*Listed records*.
* * *

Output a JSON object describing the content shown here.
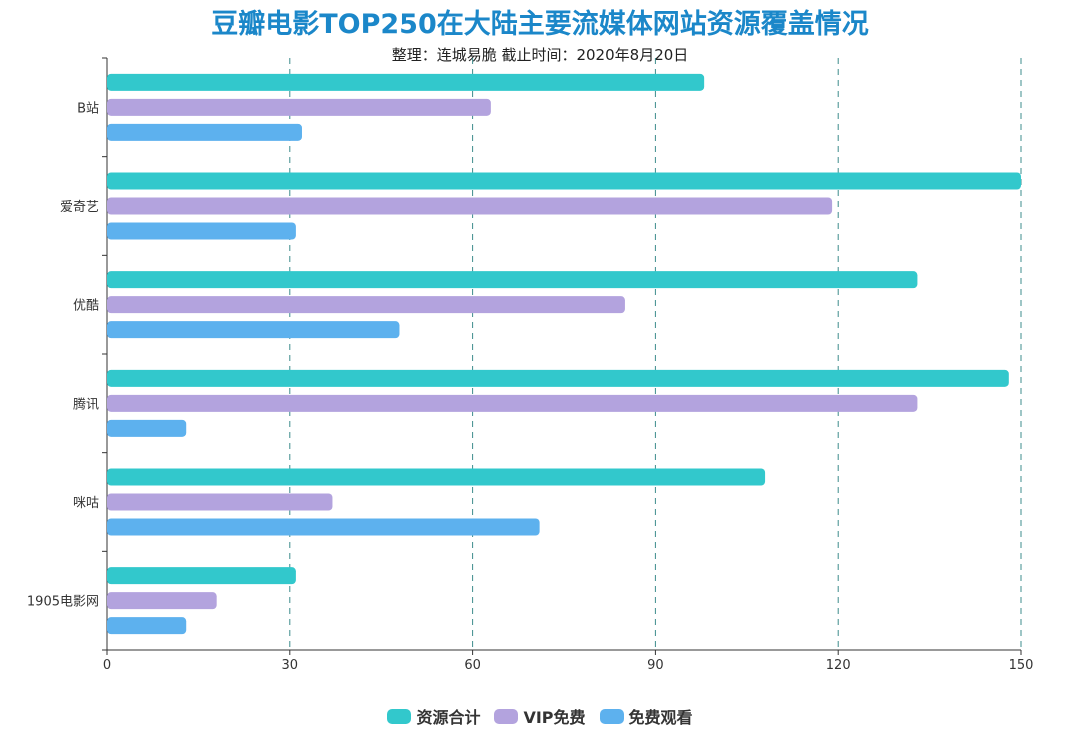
{
  "header": {
    "title": "豆瓣电影TOP250在大陆主要流媒体网站资源覆盖情况",
    "subtitle": "整理：连城易脆 截止时间：2020年8月20日"
  },
  "chart_data": {
    "type": "bar",
    "orientation": "horizontal",
    "title": "豆瓣电影TOP250在大陆主要流媒体网站资源覆盖情况",
    "subtitle": "整理：连城易脆 截止时间：2020年8月20日",
    "categories": [
      "B站",
      "爱奇艺",
      "优酷",
      "腾讯",
      "咪咕",
      "1905电影网"
    ],
    "series": [
      {
        "name": "资源合计",
        "color": "#32c8cc",
        "values": [
          98,
          150,
          133,
          148,
          108,
          31
        ]
      },
      {
        "name": "VIP免费",
        "color": "#b3a3de",
        "values": [
          63,
          119,
          85,
          133,
          37,
          18
        ]
      },
      {
        "name": "免费观看",
        "color": "#5db1ee",
        "values": [
          32,
          31,
          48,
          13,
          71,
          13
        ]
      }
    ],
    "xlim": [
      0,
      150
    ],
    "xticks": [
      "0",
      "30",
      "60",
      "90",
      "120",
      "150"
    ],
    "grid": "vertical dashed",
    "legend_position": "bottom-center"
  }
}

* * *

Read through the entries and copy each line in which "截止时间" appears.

    "subtitle": "整理：连城易脆 截止时间：2020年8月20日"
    "subtitle": "整理：连城易脆 截止时间：2020年8月20日",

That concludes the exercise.